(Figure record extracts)
* * * *

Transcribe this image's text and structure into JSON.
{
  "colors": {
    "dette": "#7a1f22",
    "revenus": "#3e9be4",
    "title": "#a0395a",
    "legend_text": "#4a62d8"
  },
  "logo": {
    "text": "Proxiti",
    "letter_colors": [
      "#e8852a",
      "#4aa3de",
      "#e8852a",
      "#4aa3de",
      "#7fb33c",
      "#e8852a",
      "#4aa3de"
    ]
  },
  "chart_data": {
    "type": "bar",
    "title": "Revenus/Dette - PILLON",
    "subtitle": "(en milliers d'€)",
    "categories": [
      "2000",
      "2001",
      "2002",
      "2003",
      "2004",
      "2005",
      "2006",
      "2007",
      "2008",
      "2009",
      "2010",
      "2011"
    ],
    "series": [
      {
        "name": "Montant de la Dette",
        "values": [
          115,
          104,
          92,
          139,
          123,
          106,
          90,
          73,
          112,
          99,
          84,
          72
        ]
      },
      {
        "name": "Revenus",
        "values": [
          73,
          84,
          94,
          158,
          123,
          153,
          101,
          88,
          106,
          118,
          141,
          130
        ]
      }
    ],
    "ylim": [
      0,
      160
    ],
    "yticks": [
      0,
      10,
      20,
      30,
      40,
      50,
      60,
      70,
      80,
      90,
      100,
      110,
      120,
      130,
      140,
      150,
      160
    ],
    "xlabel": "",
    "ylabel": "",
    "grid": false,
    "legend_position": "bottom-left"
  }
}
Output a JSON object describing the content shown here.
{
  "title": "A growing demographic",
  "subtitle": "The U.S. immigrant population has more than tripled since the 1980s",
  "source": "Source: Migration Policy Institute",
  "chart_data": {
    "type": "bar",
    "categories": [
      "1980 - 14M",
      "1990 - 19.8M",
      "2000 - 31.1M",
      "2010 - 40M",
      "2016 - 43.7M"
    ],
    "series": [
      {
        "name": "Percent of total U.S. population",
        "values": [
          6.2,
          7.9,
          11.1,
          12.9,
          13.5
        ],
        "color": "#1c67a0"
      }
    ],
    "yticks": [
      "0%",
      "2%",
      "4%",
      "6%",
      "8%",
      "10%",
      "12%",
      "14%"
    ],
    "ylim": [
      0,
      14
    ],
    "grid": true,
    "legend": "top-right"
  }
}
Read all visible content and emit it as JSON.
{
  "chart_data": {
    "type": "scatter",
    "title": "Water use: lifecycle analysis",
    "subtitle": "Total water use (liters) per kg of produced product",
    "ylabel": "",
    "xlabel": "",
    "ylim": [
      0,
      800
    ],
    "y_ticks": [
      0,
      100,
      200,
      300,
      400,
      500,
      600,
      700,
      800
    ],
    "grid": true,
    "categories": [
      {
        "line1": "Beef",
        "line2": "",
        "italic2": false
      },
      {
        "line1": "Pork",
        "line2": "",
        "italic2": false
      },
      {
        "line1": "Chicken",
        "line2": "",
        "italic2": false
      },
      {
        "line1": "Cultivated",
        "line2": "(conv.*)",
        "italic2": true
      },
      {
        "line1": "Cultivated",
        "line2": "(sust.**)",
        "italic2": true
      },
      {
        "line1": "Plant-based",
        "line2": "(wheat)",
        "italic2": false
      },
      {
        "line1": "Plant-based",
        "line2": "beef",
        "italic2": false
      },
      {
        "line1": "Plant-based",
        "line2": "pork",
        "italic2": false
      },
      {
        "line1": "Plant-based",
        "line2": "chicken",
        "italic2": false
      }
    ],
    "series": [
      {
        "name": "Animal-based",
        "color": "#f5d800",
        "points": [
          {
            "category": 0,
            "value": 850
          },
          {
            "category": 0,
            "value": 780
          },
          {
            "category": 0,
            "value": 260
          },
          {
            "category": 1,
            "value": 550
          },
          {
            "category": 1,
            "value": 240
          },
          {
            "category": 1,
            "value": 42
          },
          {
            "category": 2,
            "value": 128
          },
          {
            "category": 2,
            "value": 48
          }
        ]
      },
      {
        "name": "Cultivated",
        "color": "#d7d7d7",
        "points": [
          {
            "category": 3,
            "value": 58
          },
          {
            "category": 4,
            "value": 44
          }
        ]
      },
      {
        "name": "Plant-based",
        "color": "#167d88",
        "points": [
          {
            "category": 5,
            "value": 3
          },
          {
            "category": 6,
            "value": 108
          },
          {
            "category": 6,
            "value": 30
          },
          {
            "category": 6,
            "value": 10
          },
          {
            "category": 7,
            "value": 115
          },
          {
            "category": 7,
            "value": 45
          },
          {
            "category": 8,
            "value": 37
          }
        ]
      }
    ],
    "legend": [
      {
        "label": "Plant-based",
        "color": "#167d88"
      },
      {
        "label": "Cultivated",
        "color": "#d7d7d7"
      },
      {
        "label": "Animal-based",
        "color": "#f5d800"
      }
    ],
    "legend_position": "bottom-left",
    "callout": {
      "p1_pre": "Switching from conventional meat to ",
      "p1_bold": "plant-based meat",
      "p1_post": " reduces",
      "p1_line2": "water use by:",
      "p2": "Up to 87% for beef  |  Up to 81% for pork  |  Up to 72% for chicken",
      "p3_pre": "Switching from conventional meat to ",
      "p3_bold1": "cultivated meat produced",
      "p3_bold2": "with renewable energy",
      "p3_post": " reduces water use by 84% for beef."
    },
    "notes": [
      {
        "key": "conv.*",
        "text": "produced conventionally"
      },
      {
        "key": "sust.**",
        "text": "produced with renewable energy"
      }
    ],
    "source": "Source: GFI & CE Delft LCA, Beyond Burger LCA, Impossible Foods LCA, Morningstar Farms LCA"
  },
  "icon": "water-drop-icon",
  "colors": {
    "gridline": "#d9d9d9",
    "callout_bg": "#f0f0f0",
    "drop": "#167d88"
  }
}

* * * *

(STATED EXERCISE):
Each line of the material should be echoed exactly.

(RESPONSE):
Transcribe this image's text and structure into JSON.
{
  "colors": {
    "dette": "#7a1f22",
    "revenus": "#3e9be4",
    "title": "#a0395a",
    "legend_text": "#4a62d8"
  },
  "logo": {
    "text": "Proxiti",
    "letter_colors": [
      "#e8852a",
      "#4aa3de",
      "#e8852a",
      "#4aa3de",
      "#7fb33c",
      "#e8852a",
      "#4aa3de"
    ]
  },
  "chart_data": {
    "type": "bar",
    "title": "Revenus/Dette - PILLON",
    "subtitle": "(en milliers d'€)",
    "categories": [
      "2000",
      "2001",
      "2002",
      "2003",
      "2004",
      "2005",
      "2006",
      "2007",
      "2008",
      "2009",
      "2010",
      "2011"
    ],
    "series": [
      {
        "name": "Montant de la Dette",
        "values": [
          115,
          104,
          92,
          139,
          123,
          106,
          90,
          73,
          112,
          99,
          84,
          72
        ]
      },
      {
        "name": "Revenus",
        "values": [
          73,
          84,
          94,
          158,
          123,
          153,
          101,
          88,
          106,
          118,
          141,
          130
        ]
      }
    ],
    "ylim": [
      0,
      160
    ],
    "yticks": [
      0,
      10,
      20,
      30,
      40,
      50,
      60,
      70,
      80,
      90,
      100,
      110,
      120,
      130,
      140,
      150,
      160
    ],
    "xlabel": "",
    "ylabel": "",
    "grid": false,
    "legend_position": "bottom-left"
  }
}
Output a JSON object describing the content shown here.
{
  "title": "A growing demographic",
  "subtitle": "The U.S. immigrant population has more than tripled since the 1980s",
  "source": "Source: Migration Policy Institute",
  "chart_data": {
    "type": "bar",
    "categories": [
      "1980 - 14M",
      "1990 - 19.8M",
      "2000 - 31.1M",
      "2010 - 40M",
      "2016 - 43.7M"
    ],
    "series": [
      {
        "name": "Percent of total U.S. population",
        "values": [
          6.2,
          7.9,
          11.1,
          12.9,
          13.5
        ],
        "color": "#1c67a0"
      }
    ],
    "yticks": [
      "0%",
      "2%",
      "4%",
      "6%",
      "8%",
      "10%",
      "12%",
      "14%"
    ],
    "ylim": [
      0,
      14
    ],
    "grid": true,
    "legend": "top-right"
  }
}
Read all visible content and emit it as JSON.
{
  "chart_data": {
    "type": "scatter",
    "title": "Water use: lifecycle analysis",
    "subtitle": "Total water use (liters) per kg of produced product",
    "ylabel": "",
    "xlabel": "",
    "ylim": [
      0,
      800
    ],
    "y_ticks": [
      0,
      100,
      200,
      300,
      400,
      500,
      600,
      700,
      800
    ],
    "grid": true,
    "categories": [
      {
        "line1": "Beef",
        "line2": "",
        "italic2": false
      },
      {
        "line1": "Pork",
        "line2": "",
        "italic2": false
      },
      {
        "line1": "Chicken",
        "line2": "",
        "italic2": false
      },
      {
        "line1": "Cultivated",
        "line2": "(conv.*)",
        "italic2": true
      },
      {
        "line1": "Cultivated",
        "line2": "(sust.**)",
        "italic2": true
      },
      {
        "line1": "Plant-based",
        "line2": "(wheat)",
        "italic2": false
      },
      {
        "line1": "Plant-based",
        "line2": "beef",
        "italic2": false
      },
      {
        "line1": "Plant-based",
        "line2": "pork",
        "italic2": false
      },
      {
        "line1": "Plant-based",
        "line2": "chicken",
        "italic2": false
      }
    ],
    "series": [
      {
        "name": "Animal-based",
        "color": "#f5d800",
        "points": [
          {
            "category": 0,
            "value": 850
          },
          {
            "category": 0,
            "value": 780
          },
          {
            "category": 0,
            "value": 260
          },
          {
            "category": 1,
            "value": 550
          },
          {
            "category": 1,
            "value": 240
          },
          {
            "category": 1,
            "value": 42
          },
          {
            "category": 2,
            "value": 128
          },
          {
            "category": 2,
            "value": 48
          }
        ]
      },
      {
        "name": "Cultivated",
        "color": "#d7d7d7",
        "points": [
          {
            "category": 3,
            "value": 58
          },
          {
            "category": 4,
            "value": 44
          }
        ]
      },
      {
        "name": "Plant-based",
        "color": "#167d88",
        "points": [
          {
            "category": 5,
            "value": 3
          },
          {
            "category": 6,
            "value": 108
          },
          {
            "category": 6,
            "value": 30
          },
          {
            "category": 6,
            "value": 10
          },
          {
            "category": 7,
            "value": 115
          },
          {
            "category": 7,
            "value": 45
          },
          {
            "category": 8,
            "value": 37
          }
        ]
      }
    ],
    "legend": [
      {
        "label": "Plant-based",
        "color": "#167d88"
      },
      {
        "label": "Cultivated",
        "color": "#d7d7d7"
      },
      {
        "label": "Animal-based",
        "color": "#f5d800"
      }
    ],
    "legend_position": "bottom-left",
    "callout": {
      "p1_pre": "Switching from conventional meat to ",
      "p1_bold": "plant-based meat",
      "p1_post": " reduces",
      "p1_line2": "water use by:",
      "p2": "Up to 87% for beef  |  Up to 81% for pork  |  Up to 72% for chicken",
      "p3_pre": "Switching from conventional meat to ",
      "p3_bold1": "cultivated meat produced",
      "p3_bold2": "with renewable energy",
      "p3_post": " reduces water use by 84% for beef."
    },
    "notes": [
      {
        "key": "conv.*",
        "text": "produced conventionally"
      },
      {
        "key": "sust.**",
        "text": "produced with renewable energy"
      }
    ],
    "source": "Source: GFI & CE Delft LCA, Beyond Burger LCA, Impossible Foods LCA, Morningstar Farms LCA"
  },
  "icon": "water-drop-icon",
  "colors": {
    "gridline": "#d9d9d9",
    "callout_bg": "#f0f0f0",
    "drop": "#167d88"
  }
}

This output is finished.